SHORT EXERCISE: Copy all of the material exactly. Pictures are not to appear in the copy.

SUPPLIED DATA:
+ + + + +

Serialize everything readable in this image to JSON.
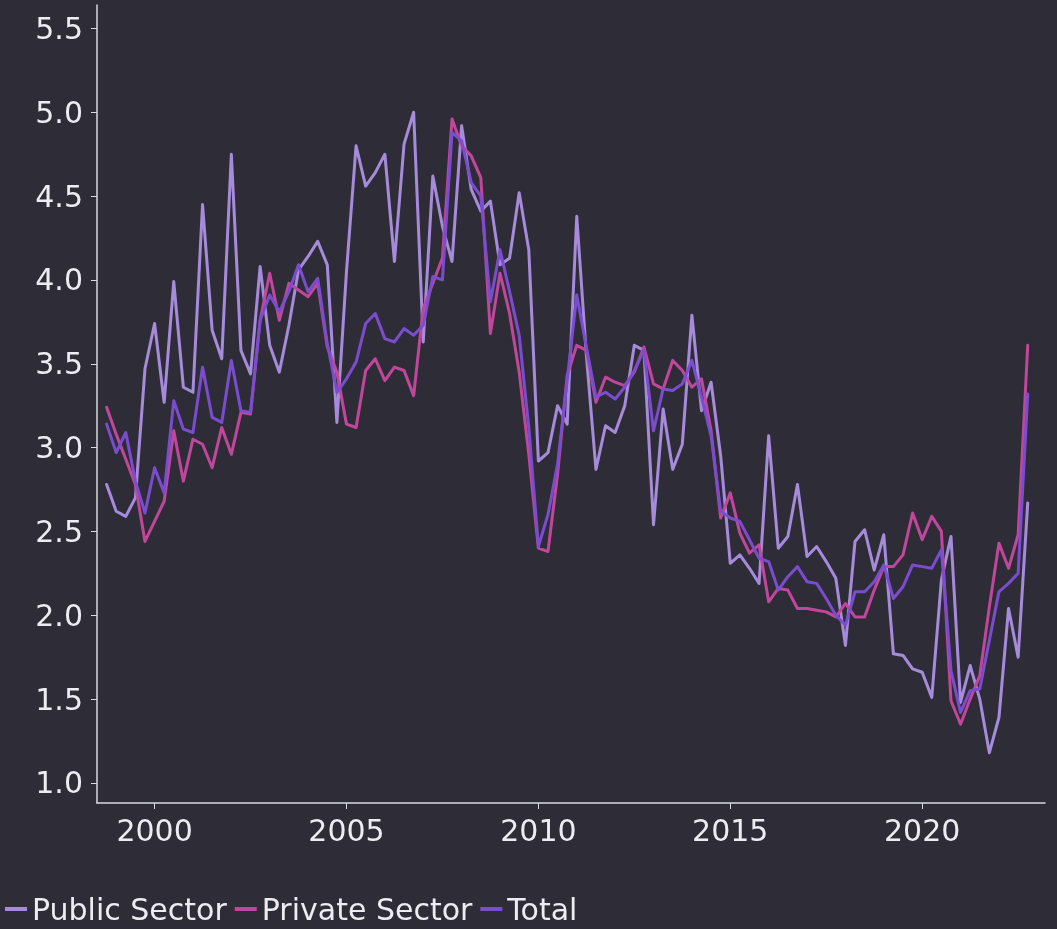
{
  "chart_data": {
    "type": "line",
    "xlim": [
      1998.5,
      2023.2
    ],
    "xticks": [
      2000,
      2005,
      2010,
      2015,
      2020
    ],
    "ylim": [
      0.88,
      5.64
    ],
    "yticks": [
      {
        "value": 1,
        "label": "1.0"
      },
      {
        "value": 1.5,
        "label": "1.5"
      },
      {
        "value": 2,
        "label": "2.0"
      },
      {
        "value": 2.5,
        "label": "2.5"
      },
      {
        "value": 3,
        "label": "3.0"
      },
      {
        "value": 3.5,
        "label": "3.5"
      },
      {
        "value": 4,
        "label": "4.0"
      },
      {
        "value": 4.5,
        "label": "4.5"
      },
      {
        "value": 5,
        "label": "5.0"
      },
      {
        "value": 5.5,
        "label": "5.5"
      }
    ],
    "grid": false,
    "legend": "bottom left",
    "marker": "none",
    "line_style": "solid",
    "x": [
      1998.75,
      1999,
      1999.25,
      1999.5,
      1999.75,
      2000,
      2000.25,
      2000.5,
      2000.75,
      2001,
      2001.25,
      2001.5,
      2001.75,
      2002,
      2002.25,
      2002.5,
      2002.75,
      2003,
      2003.25,
      2003.5,
      2003.75,
      2004,
      2004.25,
      2004.5,
      2004.75,
      2005,
      2005.25,
      2005.5,
      2005.75,
      2006,
      2006.25,
      2006.5,
      2006.75,
      2007,
      2007.25,
      2007.5,
      2007.75,
      2008,
      2008.25,
      2008.5,
      2008.75,
      2009,
      2009.25,
      2009.5,
      2009.75,
      2010,
      2010.25,
      2010.5,
      2010.75,
      2011,
      2011.25,
      2011.5,
      2011.75,
      2012,
      2012.25,
      2012.5,
      2012.75,
      2013,
      2013.25,
      2013.5,
      2013.75,
      2014,
      2014.25,
      2014.5,
      2014.75,
      2015,
      2015.25,
      2015.5,
      2015.75,
      2016,
      2016.25,
      2016.5,
      2016.75,
      2017,
      2017.25,
      2017.5,
      2017.75,
      2018,
      2018.25,
      2018.5,
      2018.75,
      2019,
      2019.25,
      2019.5,
      2019.75,
      2020,
      2020.25,
      2020.5,
      2020.75,
      2021,
      2021.25,
      2021.5,
      2021.75,
      2022,
      2022.25,
      2022.5,
      2022.75
    ],
    "series": [
      {
        "name": "Public Sector",
        "color": "#a78bdb",
        "values": [
          2.78,
          2.62,
          2.59,
          2.7,
          3.47,
          3.74,
          3.27,
          3.99,
          3.36,
          3.33,
          4.45,
          3.7,
          3.53,
          4.75,
          3.58,
          3.44,
          4.08,
          3.61,
          3.45,
          3.73,
          4.06,
          4.14,
          4.23,
          4.09,
          3.15,
          4.05,
          4.8,
          4.56,
          4.64,
          4.75,
          4.11,
          4.81,
          5.0,
          3.63,
          4.62,
          4.32,
          4.11,
          4.92,
          4.54,
          4.41,
          4.47,
          4.09,
          4.13,
          4.52,
          4.18,
          2.92,
          2.97,
          3.25,
          3.14,
          4.38,
          3.55,
          2.87,
          3.13,
          3.09,
          3.25,
          3.61,
          3.58,
          2.54,
          3.23,
          2.87,
          3.02,
          3.79,
          3.22,
          3.39,
          2.95,
          2.31,
          2.36,
          2.28,
          2.19,
          3.07,
          2.4,
          2.47,
          2.78,
          2.35,
          2.41,
          2.32,
          2.22,
          1.82,
          2.44,
          2.51,
          2.27,
          2.48,
          1.77,
          1.76,
          1.68,
          1.66,
          1.51,
          2.21,
          2.47,
          1.48,
          1.7,
          1.5,
          1.18,
          1.39,
          2.04,
          1.75,
          2.67
        ]
      },
      {
        "name": "Private Sector",
        "color": "#c0479b",
        "values": [
          3.24,
          3.08,
          2.93,
          2.78,
          2.44,
          2.56,
          2.68,
          3.1,
          2.8,
          3.05,
          3.02,
          2.88,
          3.12,
          2.96,
          3.21,
          3.2,
          3.76,
          4.04,
          3.76,
          3.98,
          3.94,
          3.9,
          3.98,
          3.6,
          3.45,
          3.14,
          3.12,
          3.46,
          3.53,
          3.4,
          3.48,
          3.46,
          3.31,
          3.83,
          3.98,
          4.13,
          4.96,
          4.8,
          4.74,
          4.61,
          3.68,
          4.04,
          3.8,
          3.45,
          2.96,
          2.4,
          2.38,
          2.84,
          3.43,
          3.61,
          3.58,
          3.27,
          3.42,
          3.39,
          3.37,
          3.45,
          3.6,
          3.38,
          3.35,
          3.52,
          3.46,
          3.36,
          3.41,
          3.1,
          2.58,
          2.73,
          2.49,
          2.37,
          2.42,
          2.08,
          2.16,
          2.15,
          2.04,
          2.04,
          2.03,
          2.02,
          1.99,
          2.07,
          1.99,
          1.99,
          2.15,
          2.29,
          2.29,
          2.36,
          2.61,
          2.45,
          2.59,
          2.5,
          1.49,
          1.35,
          1.5,
          1.64,
          2.05,
          2.43,
          2.28,
          2.48,
          3.61
        ]
      },
      {
        "name": "Total",
        "color": "#7a4dcf",
        "values": [
          3.14,
          2.97,
          3.09,
          2.8,
          2.61,
          2.88,
          2.73,
          3.28,
          3.11,
          3.09,
          3.48,
          3.18,
          3.15,
          3.52,
          3.22,
          3.21,
          3.76,
          3.91,
          3.81,
          3.93,
          4.09,
          3.93,
          4.01,
          3.62,
          3.33,
          3.41,
          3.51,
          3.74,
          3.8,
          3.65,
          3.63,
          3.71,
          3.67,
          3.73,
          4.02,
          4.0,
          4.88,
          4.83,
          4.58,
          4.5,
          3.87,
          4.18,
          3.93,
          3.67,
          3.12,
          2.41,
          2.6,
          2.9,
          3.4,
          3.91,
          3.6,
          3.3,
          3.33,
          3.29,
          3.36,
          3.46,
          3.58,
          3.1,
          3.35,
          3.34,
          3.38,
          3.52,
          3.3,
          3.07,
          2.62,
          2.58,
          2.56,
          2.45,
          2.34,
          2.32,
          2.15,
          2.23,
          2.29,
          2.2,
          2.19,
          2.1,
          2.0,
          1.94,
          2.14,
          2.14,
          2.2,
          2.3,
          2.1,
          2.17,
          2.3,
          2.29,
          2.28,
          2.39,
          1.67,
          1.42,
          1.55,
          1.56,
          1.85,
          2.14,
          2.19,
          2.25,
          3.32
        ]
      }
    ]
  }
}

+ + + + +

SOLUTION:
Serialize everything readable in this image to JSON.
{
  "chart_data": {
    "type": "line",
    "xlim": [
      1998.5,
      2023.2
    ],
    "xticks": [
      2000,
      2005,
      2010,
      2015,
      2020
    ],
    "ylim": [
      0.88,
      5.64
    ],
    "yticks": [
      {
        "value": 1,
        "label": "1.0"
      },
      {
        "value": 1.5,
        "label": "1.5"
      },
      {
        "value": 2,
        "label": "2.0"
      },
      {
        "value": 2.5,
        "label": "2.5"
      },
      {
        "value": 3,
        "label": "3.0"
      },
      {
        "value": 3.5,
        "label": "3.5"
      },
      {
        "value": 4,
        "label": "4.0"
      },
      {
        "value": 4.5,
        "label": "4.5"
      },
      {
        "value": 5,
        "label": "5.0"
      },
      {
        "value": 5.5,
        "label": "5.5"
      }
    ],
    "grid": false,
    "legend": "bottom left",
    "marker": "none",
    "line_style": "solid",
    "x": [
      1998.75,
      1999,
      1999.25,
      1999.5,
      1999.75,
      2000,
      2000.25,
      2000.5,
      2000.75,
      2001,
      2001.25,
      2001.5,
      2001.75,
      2002,
      2002.25,
      2002.5,
      2002.75,
      2003,
      2003.25,
      2003.5,
      2003.75,
      2004,
      2004.25,
      2004.5,
      2004.75,
      2005,
      2005.25,
      2005.5,
      2005.75,
      2006,
      2006.25,
      2006.5,
      2006.75,
      2007,
      2007.25,
      2007.5,
      2007.75,
      2008,
      2008.25,
      2008.5,
      2008.75,
      2009,
      2009.25,
      2009.5,
      2009.75,
      2010,
      2010.25,
      2010.5,
      2010.75,
      2011,
      2011.25,
      2011.5,
      2011.75,
      2012,
      2012.25,
      2012.5,
      2012.75,
      2013,
      2013.25,
      2013.5,
      2013.75,
      2014,
      2014.25,
      2014.5,
      2014.75,
      2015,
      2015.25,
      2015.5,
      2015.75,
      2016,
      2016.25,
      2016.5,
      2016.75,
      2017,
      2017.25,
      2017.5,
      2017.75,
      2018,
      2018.25,
      2018.5,
      2018.75,
      2019,
      2019.25,
      2019.5,
      2019.75,
      2020,
      2020.25,
      2020.5,
      2020.75,
      2021,
      2021.25,
      2021.5,
      2021.75,
      2022,
      2022.25,
      2022.5,
      2022.75
    ],
    "series": [
      {
        "name": "Public Sector",
        "color": "#a78bdb",
        "values": [
          2.78,
          2.62,
          2.59,
          2.7,
          3.47,
          3.74,
          3.27,
          3.99,
          3.36,
          3.33,
          4.45,
          3.7,
          3.53,
          4.75,
          3.58,
          3.44,
          4.08,
          3.61,
          3.45,
          3.73,
          4.06,
          4.14,
          4.23,
          4.09,
          3.15,
          4.05,
          4.8,
          4.56,
          4.64,
          4.75,
          4.11,
          4.81,
          5.0,
          3.63,
          4.62,
          4.32,
          4.11,
          4.92,
          4.54,
          4.41,
          4.47,
          4.09,
          4.13,
          4.52,
          4.18,
          2.92,
          2.97,
          3.25,
          3.14,
          4.38,
          3.55,
          2.87,
          3.13,
          3.09,
          3.25,
          3.61,
          3.58,
          2.54,
          3.23,
          2.87,
          3.02,
          3.79,
          3.22,
          3.39,
          2.95,
          2.31,
          2.36,
          2.28,
          2.19,
          3.07,
          2.4,
          2.47,
          2.78,
          2.35,
          2.41,
          2.32,
          2.22,
          1.82,
          2.44,
          2.51,
          2.27,
          2.48,
          1.77,
          1.76,
          1.68,
          1.66,
          1.51,
          2.21,
          2.47,
          1.48,
          1.7,
          1.5,
          1.18,
          1.39,
          2.04,
          1.75,
          2.67
        ]
      },
      {
        "name": "Private Sector",
        "color": "#c0479b",
        "values": [
          3.24,
          3.08,
          2.93,
          2.78,
          2.44,
          2.56,
          2.68,
          3.1,
          2.8,
          3.05,
          3.02,
          2.88,
          3.12,
          2.96,
          3.21,
          3.2,
          3.76,
          4.04,
          3.76,
          3.98,
          3.94,
          3.9,
          3.98,
          3.6,
          3.45,
          3.14,
          3.12,
          3.46,
          3.53,
          3.4,
          3.48,
          3.46,
          3.31,
          3.83,
          3.98,
          4.13,
          4.96,
          4.8,
          4.74,
          4.61,
          3.68,
          4.04,
          3.8,
          3.45,
          2.96,
          2.4,
          2.38,
          2.84,
          3.43,
          3.61,
          3.58,
          3.27,
          3.42,
          3.39,
          3.37,
          3.45,
          3.6,
          3.38,
          3.35,
          3.52,
          3.46,
          3.36,
          3.41,
          3.1,
          2.58,
          2.73,
          2.49,
          2.37,
          2.42,
          2.08,
          2.16,
          2.15,
          2.04,
          2.04,
          2.03,
          2.02,
          1.99,
          2.07,
          1.99,
          1.99,
          2.15,
          2.29,
          2.29,
          2.36,
          2.61,
          2.45,
          2.59,
          2.5,
          1.49,
          1.35,
          1.5,
          1.64,
          2.05,
          2.43,
          2.28,
          2.48,
          3.61
        ]
      },
      {
        "name": "Total",
        "color": "#7a4dcf",
        "values": [
          3.14,
          2.97,
          3.09,
          2.8,
          2.61,
          2.88,
          2.73,
          3.28,
          3.11,
          3.09,
          3.48,
          3.18,
          3.15,
          3.52,
          3.22,
          3.21,
          3.76,
          3.91,
          3.81,
          3.93,
          4.09,
          3.93,
          4.01,
          3.62,
          3.33,
          3.41,
          3.51,
          3.74,
          3.8,
          3.65,
          3.63,
          3.71,
          3.67,
          3.73,
          4.02,
          4.0,
          4.88,
          4.83,
          4.58,
          4.5,
          3.87,
          4.18,
          3.93,
          3.67,
          3.12,
          2.41,
          2.6,
          2.9,
          3.4,
          3.91,
          3.6,
          3.3,
          3.33,
          3.29,
          3.36,
          3.46,
          3.58,
          3.1,
          3.35,
          3.34,
          3.38,
          3.52,
          3.3,
          3.07,
          2.62,
          2.58,
          2.56,
          2.45,
          2.34,
          2.32,
          2.15,
          2.23,
          2.29,
          2.2,
          2.19,
          2.1,
          2.0,
          1.94,
          2.14,
          2.14,
          2.2,
          2.3,
          2.1,
          2.17,
          2.3,
          2.29,
          2.28,
          2.39,
          1.67,
          1.42,
          1.55,
          1.56,
          1.85,
          2.14,
          2.19,
          2.25,
          3.32
        ]
      }
    ]
  }
}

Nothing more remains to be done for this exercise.